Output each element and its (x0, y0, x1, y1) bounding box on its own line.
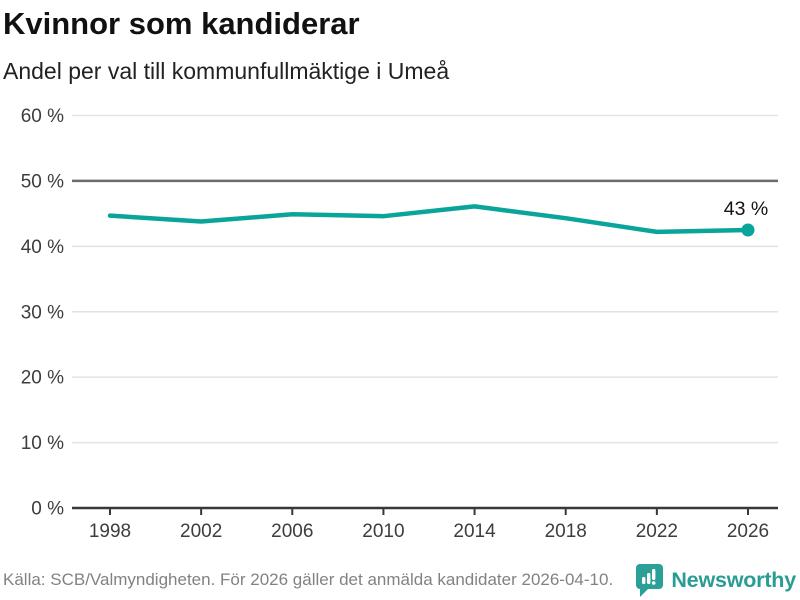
chart-title: Kvinnor som kandiderar (3, 6, 360, 41)
x-tick-label-2010: 2010 (362, 521, 404, 542)
x-tick-label-2022: 2022 (636, 521, 678, 542)
y-tick-label-20: 20 % (21, 368, 64, 389)
chart-footer: Källa: SCB/Valmyndigheten. För 2026 gäll… (3, 562, 796, 598)
y-tick-label-10: 10 % (21, 433, 64, 454)
x-tick-label-1998: 1998 (89, 521, 131, 542)
y-tick-label-30: 30 % (21, 302, 64, 323)
chart-subtitle: Andel per val till kommunfullmäktige i U… (3, 58, 450, 85)
newsworthy-wordmark: Newsworthy (671, 567, 796, 592)
y-tick-label-50: 50 % (21, 171, 64, 192)
data-line (107, 204, 751, 235)
line-chart: 0 % 10 % 20 % 30 % 40 % 50 % 60 % 1998 2002 2006 2… (21, 106, 778, 542)
x-tick-label-2018: 2018 (545, 521, 587, 542)
x-tick-label-2014: 2014 (453, 521, 496, 542)
end-value-label: 43 % (724, 198, 768, 220)
exclamation-dot (652, 581, 656, 585)
x-tick-label-2026: 2026 (727, 521, 769, 542)
exclamation-stem (652, 569, 656, 580)
y-tick-label-40: 40 % (21, 237, 64, 258)
source-note: Källa: SCB/Valmyndigheten. För 2026 gäll… (3, 570, 614, 589)
newsworthy-logo: Newsworthy (635, 562, 796, 598)
y-tick-label-60: 60 % (21, 106, 64, 127)
bar-chart-bar-1 (642, 577, 646, 584)
newsworthy-logo-icon (636, 564, 664, 597)
bar-chart-bar-2 (647, 573, 651, 584)
x-tick-label-2002: 2002 (180, 521, 222, 542)
end-point-marker (741, 223, 755, 237)
y-tick-label-0: 0 % (31, 499, 64, 520)
chart-header: Kvinnor som kandiderar Andel per val til… (3, 0, 800, 85)
x-tick-label-2006: 2006 (271, 521, 313, 542)
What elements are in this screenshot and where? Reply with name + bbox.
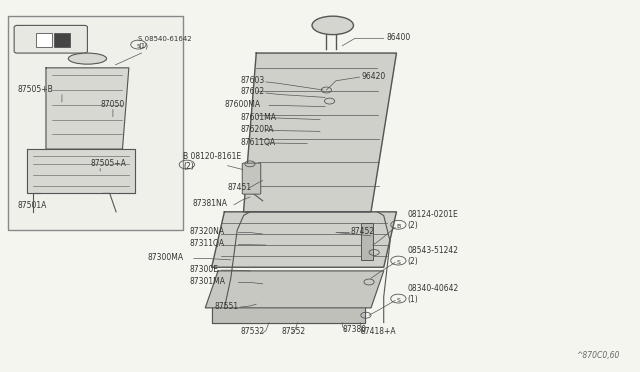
- Text: S: S: [396, 298, 400, 302]
- Bar: [36, 33, 52, 47]
- Text: 87603: 87603: [241, 76, 264, 84]
- Text: 08124-0201E
(2): 08124-0201E (2): [407, 210, 458, 230]
- Text: S: S: [396, 260, 400, 264]
- FancyBboxPatch shape: [14, 25, 88, 53]
- Text: 87452: 87452: [351, 227, 374, 236]
- Text: 87381NA: 87381NA: [193, 199, 228, 208]
- Text: 08543-51242
(2): 08543-51242 (2): [407, 246, 458, 266]
- Text: 87505+A: 87505+A: [91, 159, 127, 168]
- Text: 08340-40642
(1): 08340-40642 (1): [407, 284, 458, 304]
- FancyBboxPatch shape: [243, 163, 260, 194]
- Text: 87532: 87532: [241, 327, 264, 336]
- Polygon shape: [244, 53, 396, 212]
- Text: 96420: 96420: [362, 72, 386, 81]
- Text: B: B: [396, 224, 401, 229]
- Text: 87451: 87451: [228, 183, 252, 192]
- Text: 87600MA: 87600MA: [225, 100, 260, 109]
- Text: S: S: [136, 44, 140, 49]
- Text: 87611QA: 87611QA: [241, 138, 275, 147]
- FancyBboxPatch shape: [362, 223, 373, 260]
- Text: 87301MA: 87301MA: [189, 277, 225, 286]
- Text: 87300E: 87300E: [189, 264, 218, 274]
- Text: 87050: 87050: [100, 100, 124, 109]
- Text: S 08540-61642
(1): S 08540-61642 (1): [115, 36, 192, 65]
- Text: 87311QA: 87311QA: [189, 239, 225, 248]
- Ellipse shape: [312, 16, 353, 35]
- Text: 87551: 87551: [215, 302, 239, 311]
- Ellipse shape: [68, 53, 106, 64]
- Text: 87380: 87380: [342, 325, 367, 334]
- Polygon shape: [212, 308, 365, 323]
- Text: 87300MA: 87300MA: [148, 253, 184, 262]
- Text: 87418+A: 87418+A: [360, 327, 396, 336]
- Polygon shape: [205, 271, 384, 308]
- Text: 87601MA: 87601MA: [241, 113, 276, 122]
- Bar: [54, 33, 70, 47]
- Text: B 08120-8161E
(2): B 08120-8161E (2): [183, 152, 241, 171]
- Text: 87320NA: 87320NA: [189, 227, 225, 236]
- Polygon shape: [27, 149, 135, 193]
- Text: 87552: 87552: [282, 327, 306, 336]
- Text: 87620PA: 87620PA: [241, 125, 274, 134]
- Polygon shape: [46, 68, 129, 149]
- Text: 86400: 86400: [387, 33, 411, 42]
- Text: ^870C0,60: ^870C0,60: [576, 351, 620, 360]
- FancyBboxPatch shape: [8, 16, 183, 230]
- Polygon shape: [212, 212, 396, 267]
- Text: 87501A: 87501A: [17, 201, 47, 210]
- Text: 87602: 87602: [241, 87, 264, 96]
- Text: 87505+B: 87505+B: [17, 85, 53, 94]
####
- **What to do**: Can you reproduce all of the material above, line for line and character for character, leaving out both pictures?

- **Completed task**:
Output each element and its (x0, y0, x1, y1) bounding box on its own line.
chart-title: Kvinnor som kandiderar (3, 6, 360, 41)
x-tick-label-2010: 2010 (362, 521, 404, 542)
x-tick-label-2022: 2022 (636, 521, 678, 542)
y-tick-label-20: 20 % (21, 368, 64, 389)
chart-footer: Källa: SCB/Valmyndigheten. För 2026 gäll… (3, 562, 796, 598)
y-tick-label-10: 10 % (21, 433, 64, 454)
x-tick-label-1998: 1998 (89, 521, 131, 542)
y-tick-label-30: 30 % (21, 302, 64, 323)
chart-subtitle: Andel per val till kommunfullmäktige i U… (3, 58, 450, 85)
newsworthy-wordmark: Newsworthy (671, 567, 796, 592)
y-tick-label-50: 50 % (21, 171, 64, 192)
data-line (107, 204, 751, 235)
line-chart: 0 % 10 % 20 % 30 % 40 % 50 % 60 % 1998 2002 2006 2… (21, 106, 778, 542)
x-tick-label-2018: 2018 (545, 521, 587, 542)
x-tick-label-2014: 2014 (453, 521, 496, 542)
end-value-label: 43 % (724, 198, 768, 220)
exclamation-dot (652, 581, 656, 585)
x-tick-label-2026: 2026 (727, 521, 769, 542)
exclamation-stem (652, 569, 656, 580)
y-tick-label-40: 40 % (21, 237, 64, 258)
source-note: Källa: SCB/Valmyndigheten. För 2026 gäll… (3, 570, 614, 589)
newsworthy-logo: Newsworthy (635, 562, 796, 598)
y-tick-label-60: 60 % (21, 106, 64, 127)
bar-chart-bar-1 (642, 577, 646, 584)
newsworthy-logo-icon (636, 564, 664, 597)
bar-chart-bar-2 (647, 573, 651, 584)
x-tick-label-2002: 2002 (180, 521, 222, 542)
end-point-marker (741, 223, 755, 237)
y-tick-label-0: 0 % (31, 499, 64, 520)
chart-header: Kvinnor som kandiderar Andel per val til… (3, 0, 800, 85)
x-tick-label-2006: 2006 (271, 521, 313, 542)
What elements are in this screenshot and where? Reply with name + bbox.
- Text: S: S: [396, 298, 400, 302]
- Bar: [36, 33, 52, 47]
- Text: 87603: 87603: [241, 76, 264, 84]
- Text: 08124-0201E
(2): 08124-0201E (2): [407, 210, 458, 230]
- Text: S: S: [396, 260, 400, 264]
- FancyBboxPatch shape: [14, 25, 88, 53]
- Text: 87452: 87452: [351, 227, 374, 236]
- Text: 87381NA: 87381NA: [193, 199, 228, 208]
- Text: 08543-51242
(2): 08543-51242 (2): [407, 246, 458, 266]
- Text: 87505+A: 87505+A: [91, 159, 127, 168]
- Text: 08340-40642
(1): 08340-40642 (1): [407, 284, 458, 304]
- FancyBboxPatch shape: [243, 163, 260, 194]
- Text: 87532: 87532: [241, 327, 264, 336]
- Polygon shape: [244, 53, 396, 212]
- Text: 96420: 96420: [362, 72, 386, 81]
- Text: B: B: [396, 224, 401, 229]
- Text: 87451: 87451: [228, 183, 252, 192]
- Text: 87600MA: 87600MA: [225, 100, 260, 109]
- Text: S: S: [136, 44, 140, 49]
- Text: 87611QA: 87611QA: [241, 138, 275, 147]
- FancyBboxPatch shape: [362, 223, 373, 260]
- Text: 87301MA: 87301MA: [189, 277, 225, 286]
- Text: 87300E: 87300E: [189, 264, 218, 274]
- Text: 87050: 87050: [100, 100, 124, 109]
- Text: S 08540-61642
(1): S 08540-61642 (1): [115, 36, 192, 65]
- Text: 87311QA: 87311QA: [189, 239, 225, 248]
- Ellipse shape: [312, 16, 353, 35]
- Text: 87551: 87551: [215, 302, 239, 311]
- Ellipse shape: [68, 53, 106, 64]
- Text: 87380: 87380: [342, 325, 367, 334]
- Polygon shape: [212, 308, 365, 323]
- Text: 87300MA: 87300MA: [148, 253, 184, 262]
- Text: 87418+A: 87418+A: [360, 327, 396, 336]
- Polygon shape: [205, 271, 384, 308]
- Text: 87601MA: 87601MA: [241, 113, 276, 122]
- Bar: [54, 33, 70, 47]
- Text: B 08120-8161E
(2): B 08120-8161E (2): [183, 152, 241, 171]
- Text: 87320NA: 87320NA: [189, 227, 225, 236]
- Polygon shape: [27, 149, 135, 193]
- Text: 87552: 87552: [282, 327, 306, 336]
- Text: 87620PA: 87620PA: [241, 125, 274, 134]
- Polygon shape: [46, 68, 129, 149]
- Text: 86400: 86400: [387, 33, 411, 42]
- Text: ^870C0,60: ^870C0,60: [576, 351, 620, 360]
- FancyBboxPatch shape: [8, 16, 183, 230]
- Polygon shape: [212, 212, 396, 267]
- Text: 87501A: 87501A: [17, 201, 47, 210]
- Text: 87602: 87602: [241, 87, 264, 96]
- Text: 87505+B: 87505+B: [17, 85, 53, 94]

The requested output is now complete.